▶ YOUR INSTRUCTIONS
Each record must be retyped in full. No character may differ.

▶ DATA SUPPLIED
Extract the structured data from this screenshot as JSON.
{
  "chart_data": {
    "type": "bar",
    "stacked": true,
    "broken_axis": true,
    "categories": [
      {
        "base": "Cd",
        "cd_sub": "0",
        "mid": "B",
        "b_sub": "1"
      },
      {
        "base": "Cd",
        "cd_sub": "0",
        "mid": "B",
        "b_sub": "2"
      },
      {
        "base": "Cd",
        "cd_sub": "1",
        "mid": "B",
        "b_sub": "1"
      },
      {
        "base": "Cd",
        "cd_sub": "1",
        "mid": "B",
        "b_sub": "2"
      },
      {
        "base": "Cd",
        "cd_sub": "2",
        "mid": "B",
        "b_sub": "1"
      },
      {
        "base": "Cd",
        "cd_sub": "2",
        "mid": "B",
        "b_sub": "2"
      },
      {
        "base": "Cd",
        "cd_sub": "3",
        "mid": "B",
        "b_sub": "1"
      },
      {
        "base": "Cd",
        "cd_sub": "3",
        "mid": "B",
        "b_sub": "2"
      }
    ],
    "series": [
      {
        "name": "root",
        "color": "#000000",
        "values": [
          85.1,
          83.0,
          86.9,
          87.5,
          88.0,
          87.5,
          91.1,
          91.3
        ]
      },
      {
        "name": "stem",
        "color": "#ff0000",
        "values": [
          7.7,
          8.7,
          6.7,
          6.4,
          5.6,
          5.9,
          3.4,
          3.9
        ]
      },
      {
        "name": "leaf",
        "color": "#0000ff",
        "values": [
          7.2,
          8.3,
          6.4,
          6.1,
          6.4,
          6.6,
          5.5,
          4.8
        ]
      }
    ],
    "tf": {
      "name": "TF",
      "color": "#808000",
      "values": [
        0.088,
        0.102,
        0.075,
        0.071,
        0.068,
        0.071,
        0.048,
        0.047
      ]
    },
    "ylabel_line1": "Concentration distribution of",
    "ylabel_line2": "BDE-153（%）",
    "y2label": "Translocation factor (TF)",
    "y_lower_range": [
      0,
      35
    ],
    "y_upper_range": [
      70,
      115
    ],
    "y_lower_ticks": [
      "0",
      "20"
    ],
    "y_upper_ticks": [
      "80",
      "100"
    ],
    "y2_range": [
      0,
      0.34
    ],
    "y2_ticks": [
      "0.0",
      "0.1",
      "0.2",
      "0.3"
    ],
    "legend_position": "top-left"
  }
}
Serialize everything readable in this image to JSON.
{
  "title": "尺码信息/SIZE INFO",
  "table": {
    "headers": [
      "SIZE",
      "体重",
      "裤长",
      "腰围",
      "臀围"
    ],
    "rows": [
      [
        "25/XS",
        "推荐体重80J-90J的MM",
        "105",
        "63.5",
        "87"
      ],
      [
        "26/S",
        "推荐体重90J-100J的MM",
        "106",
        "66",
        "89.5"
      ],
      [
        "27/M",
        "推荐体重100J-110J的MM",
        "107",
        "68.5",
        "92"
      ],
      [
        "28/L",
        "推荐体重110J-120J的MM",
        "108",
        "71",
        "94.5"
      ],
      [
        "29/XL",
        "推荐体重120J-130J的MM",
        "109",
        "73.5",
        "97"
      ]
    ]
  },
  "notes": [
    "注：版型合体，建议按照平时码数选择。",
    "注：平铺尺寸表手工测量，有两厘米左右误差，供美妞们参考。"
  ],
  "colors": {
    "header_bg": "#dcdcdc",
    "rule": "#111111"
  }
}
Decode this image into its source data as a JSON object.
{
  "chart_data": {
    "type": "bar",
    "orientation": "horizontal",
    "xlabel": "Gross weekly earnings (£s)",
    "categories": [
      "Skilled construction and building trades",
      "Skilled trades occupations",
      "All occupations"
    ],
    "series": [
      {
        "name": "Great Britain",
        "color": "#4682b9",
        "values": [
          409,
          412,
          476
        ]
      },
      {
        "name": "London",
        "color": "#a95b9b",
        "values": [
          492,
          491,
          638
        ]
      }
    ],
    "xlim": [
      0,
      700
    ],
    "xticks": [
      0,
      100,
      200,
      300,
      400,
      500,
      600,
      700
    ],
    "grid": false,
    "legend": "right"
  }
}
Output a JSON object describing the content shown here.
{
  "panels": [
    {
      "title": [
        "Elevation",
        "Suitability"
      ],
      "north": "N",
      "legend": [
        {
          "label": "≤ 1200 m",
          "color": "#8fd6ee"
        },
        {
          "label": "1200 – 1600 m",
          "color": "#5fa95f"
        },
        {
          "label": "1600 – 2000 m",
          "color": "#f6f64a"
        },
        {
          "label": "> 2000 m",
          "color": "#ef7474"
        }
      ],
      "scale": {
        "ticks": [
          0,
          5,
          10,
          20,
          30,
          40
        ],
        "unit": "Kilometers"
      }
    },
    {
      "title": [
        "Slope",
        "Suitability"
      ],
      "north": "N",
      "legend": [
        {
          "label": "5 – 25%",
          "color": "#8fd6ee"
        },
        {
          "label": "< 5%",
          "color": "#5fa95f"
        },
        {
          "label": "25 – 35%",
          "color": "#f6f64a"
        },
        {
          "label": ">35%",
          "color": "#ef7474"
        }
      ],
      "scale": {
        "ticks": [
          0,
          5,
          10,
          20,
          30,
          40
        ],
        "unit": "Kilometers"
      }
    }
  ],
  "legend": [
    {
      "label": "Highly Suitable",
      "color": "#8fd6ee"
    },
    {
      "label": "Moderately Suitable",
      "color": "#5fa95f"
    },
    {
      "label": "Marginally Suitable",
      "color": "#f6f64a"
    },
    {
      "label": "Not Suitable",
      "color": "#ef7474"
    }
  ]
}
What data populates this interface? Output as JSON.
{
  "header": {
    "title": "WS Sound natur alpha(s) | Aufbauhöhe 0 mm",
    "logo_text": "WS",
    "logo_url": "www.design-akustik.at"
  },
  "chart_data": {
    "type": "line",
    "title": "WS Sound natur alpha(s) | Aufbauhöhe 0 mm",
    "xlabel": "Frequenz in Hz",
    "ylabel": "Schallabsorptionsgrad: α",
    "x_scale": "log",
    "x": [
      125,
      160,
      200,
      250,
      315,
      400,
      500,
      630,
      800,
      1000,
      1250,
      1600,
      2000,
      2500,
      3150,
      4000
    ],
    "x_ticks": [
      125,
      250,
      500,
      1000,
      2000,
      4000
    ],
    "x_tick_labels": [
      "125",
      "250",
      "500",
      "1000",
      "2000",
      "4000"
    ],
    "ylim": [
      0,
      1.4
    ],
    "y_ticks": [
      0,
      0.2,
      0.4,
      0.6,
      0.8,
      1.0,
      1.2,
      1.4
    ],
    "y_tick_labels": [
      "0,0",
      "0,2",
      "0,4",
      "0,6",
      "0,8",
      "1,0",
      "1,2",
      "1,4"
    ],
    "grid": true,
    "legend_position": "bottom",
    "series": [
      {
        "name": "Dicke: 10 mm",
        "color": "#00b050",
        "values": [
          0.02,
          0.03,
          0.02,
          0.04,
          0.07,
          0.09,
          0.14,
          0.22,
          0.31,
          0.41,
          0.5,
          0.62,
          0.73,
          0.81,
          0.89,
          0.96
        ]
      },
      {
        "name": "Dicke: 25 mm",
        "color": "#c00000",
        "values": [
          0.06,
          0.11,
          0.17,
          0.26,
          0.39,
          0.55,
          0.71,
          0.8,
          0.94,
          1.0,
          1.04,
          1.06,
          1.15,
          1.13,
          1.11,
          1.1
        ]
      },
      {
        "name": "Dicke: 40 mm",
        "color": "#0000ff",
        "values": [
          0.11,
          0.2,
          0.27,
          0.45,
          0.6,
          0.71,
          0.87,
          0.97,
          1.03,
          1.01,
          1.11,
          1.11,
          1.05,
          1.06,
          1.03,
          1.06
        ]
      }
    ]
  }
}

▶ RESULT
Extract the structured data from this screenshot as JSON.
{
  "chart_data": {
    "type": "bar",
    "stacked": true,
    "broken_axis": true,
    "categories": [
      {
        "base": "Cd",
        "cd_sub": "0",
        "mid": "B",
        "b_sub": "1"
      },
      {
        "base": "Cd",
        "cd_sub": "0",
        "mid": "B",
        "b_sub": "2"
      },
      {
        "base": "Cd",
        "cd_sub": "1",
        "mid": "B",
        "b_sub": "1"
      },
      {
        "base": "Cd",
        "cd_sub": "1",
        "mid": "B",
        "b_sub": "2"
      },
      {
        "base": "Cd",
        "cd_sub": "2",
        "mid": "B",
        "b_sub": "1"
      },
      {
        "base": "Cd",
        "cd_sub": "2",
        "mid": "B",
        "b_sub": "2"
      },
      {
        "base": "Cd",
        "cd_sub": "3",
        "mid": "B",
        "b_sub": "1"
      },
      {
        "base": "Cd",
        "cd_sub": "3",
        "mid": "B",
        "b_sub": "2"
      }
    ],
    "series": [
      {
        "name": "root",
        "color": "#000000",
        "values": [
          85.1,
          83.0,
          86.9,
          87.5,
          88.0,
          87.5,
          91.1,
          91.3
        ]
      },
      {
        "name": "stem",
        "color": "#ff0000",
        "values": [
          7.7,
          8.7,
          6.7,
          6.4,
          5.6,
          5.9,
          3.4,
          3.9
        ]
      },
      {
        "name": "leaf",
        "color": "#0000ff",
        "values": [
          7.2,
          8.3,
          6.4,
          6.1,
          6.4,
          6.6,
          5.5,
          4.8
        ]
      }
    ],
    "tf": {
      "name": "TF",
      "color": "#808000",
      "values": [
        0.088,
        0.102,
        0.075,
        0.071,
        0.068,
        0.071,
        0.048,
        0.047
      ]
    },
    "ylabel_line1": "Concentration distribution of",
    "ylabel_line2": "BDE-153（%）",
    "y2label": "Translocation factor (TF)",
    "y_lower_range": [
      0,
      35
    ],
    "y_upper_range": [
      70,
      115
    ],
    "y_lower_ticks": [
      "0",
      "20"
    ],
    "y_upper_ticks": [
      "80",
      "100"
    ],
    "y2_range": [
      0,
      0.34
    ],
    "y2_ticks": [
      "0.0",
      "0.1",
      "0.2",
      "0.3"
    ],
    "legend_position": "top-left"
  }
}
Serialize everything readable in this image to JSON.
{
  "title": "尺码信息/SIZE INFO",
  "table": {
    "headers": [
      "SIZE",
      "体重",
      "裤长",
      "腰围",
      "臀围"
    ],
    "rows": [
      [
        "25/XS",
        "推荐体重80J-90J的MM",
        "105",
        "63.5",
        "87"
      ],
      [
        "26/S",
        "推荐体重90J-100J的MM",
        "106",
        "66",
        "89.5"
      ],
      [
        "27/M",
        "推荐体重100J-110J的MM",
        "107",
        "68.5",
        "92"
      ],
      [
        "28/L",
        "推荐体重110J-120J的MM",
        "108",
        "71",
        "94.5"
      ],
      [
        "29/XL",
        "推荐体重120J-130J的MM",
        "109",
        "73.5",
        "97"
      ]
    ]
  },
  "notes": [
    "注：版型合体，建议按照平时码数选择。",
    "注：平铺尺寸表手工测量，有两厘米左右误差，供美妞们参考。"
  ],
  "colors": {
    "header_bg": "#dcdcdc",
    "rule": "#111111"
  }
}
Decode this image into its source data as a JSON object.
{
  "chart_data": {
    "type": "bar",
    "orientation": "horizontal",
    "xlabel": "Gross weekly earnings (£s)",
    "categories": [
      "Skilled construction and building trades",
      "Skilled trades occupations",
      "All occupations"
    ],
    "series": [
      {
        "name": "Great Britain",
        "color": "#4682b9",
        "values": [
          409,
          412,
          476
        ]
      },
      {
        "name": "London",
        "color": "#a95b9b",
        "values": [
          492,
          491,
          638
        ]
      }
    ],
    "xlim": [
      0,
      700
    ],
    "xticks": [
      0,
      100,
      200,
      300,
      400,
      500,
      600,
      700
    ],
    "grid": false,
    "legend": "right"
  }
}
Output a JSON object describing the content shown here.
{
  "panels": [
    {
      "title": [
        "Elevation",
        "Suitability"
      ],
      "north": "N",
      "legend": [
        {
          "label": "≤ 1200 m",
          "color": "#8fd6ee"
        },
        {
          "label": "1200 – 1600 m",
          "color": "#5fa95f"
        },
        {
          "label": "1600 – 2000 m",
          "color": "#f6f64a"
        },
        {
          "label": "> 2000 m",
          "color": "#ef7474"
        }
      ],
      "scale": {
        "ticks": [
          0,
          5,
          10,
          20,
          30,
          40
        ],
        "unit": "Kilometers"
      }
    },
    {
      "title": [
        "Slope",
        "Suitability"
      ],
      "north": "N",
      "legend": [
        {
          "label": "5 – 25%",
          "color": "#8fd6ee"
        },
        {
          "label": "< 5%",
          "color": "#5fa95f"
        },
        {
          "label": "25 – 35%",
          "color": "#f6f64a"
        },
        {
          "label": ">35%",
          "color": "#ef7474"
        }
      ],
      "scale": {
        "ticks": [
          0,
          5,
          10,
          20,
          30,
          40
        ],
        "unit": "Kilometers"
      }
    }
  ],
  "legend": [
    {
      "label": "Highly Suitable",
      "color": "#8fd6ee"
    },
    {
      "label": "Moderately Suitable",
      "color": "#5fa95f"
    },
    {
      "label": "Marginally Suitable",
      "color": "#f6f64a"
    },
    {
      "label": "Not Suitable",
      "color": "#ef7474"
    }
  ]
}
What data populates this interface? Output as JSON.
{
  "header": {
    "title": "WS Sound natur alpha(s) | Aufbauhöhe 0 mm",
    "logo_text": "WS",
    "logo_url": "www.design-akustik.at"
  },
  "chart_data": {
    "type": "line",
    "title": "WS Sound natur alpha(s) | Aufbauhöhe 0 mm",
    "xlabel": "Frequenz in Hz",
    "ylabel": "Schallabsorptionsgrad: α",
    "x_scale": "log",
    "x": [
      125,
      160,
      200,
      250,
      315,
      400,
      500,
      630,
      800,
      1000,
      1250,
      1600,
      2000,
      2500,
      3150,
      4000
    ],
    "x_ticks": [
      125,
      250,
      500,
      1000,
      2000,
      4000
    ],
    "x_tick_labels": [
      "125",
      "250",
      "500",
      "1000",
      "2000",
      "4000"
    ],
    "ylim": [
      0,
      1.4
    ],
    "y_ticks": [
      0,
      0.2,
      0.4,
      0.6,
      0.8,
      1.0,
      1.2,
      1.4
    ],
    "y_tick_labels": [
      "0,0",
      "0,2",
      "0,4",
      "0,6",
      "0,8",
      "1,0",
      "1,2",
      "1,4"
    ],
    "grid": true,
    "legend_position": "bottom",
    "series": [
      {
        "name": "Dicke: 10 mm",
        "color": "#00b050",
        "values": [
          0.02,
          0.03,
          0.02,
          0.04,
          0.07,
          0.09,
          0.14,
          0.22,
          0.31,
          0.41,
          0.5,
          0.62,
          0.73,
          0.81,
          0.89,
          0.96
        ]
      },
      {
        "name": "Dicke: 25 mm",
        "color": "#c00000",
        "values": [
          0.06,
          0.11,
          0.17,
          0.26,
          0.39,
          0.55,
          0.71,
          0.8,
          0.94,
          1.0,
          1.04,
          1.06,
          1.15,
          1.13,
          1.11,
          1.1
        ]
      },
      {
        "name": "Dicke: 40 mm",
        "color": "#0000ff",
        "values": [
          0.11,
          0.2,
          0.27,
          0.45,
          0.6,
          0.71,
          0.87,
          0.97,
          1.03,
          1.01,
          1.11,
          1.11,
          1.05,
          1.06,
          1.03,
          1.06
        ]
      }
    ]
  }
}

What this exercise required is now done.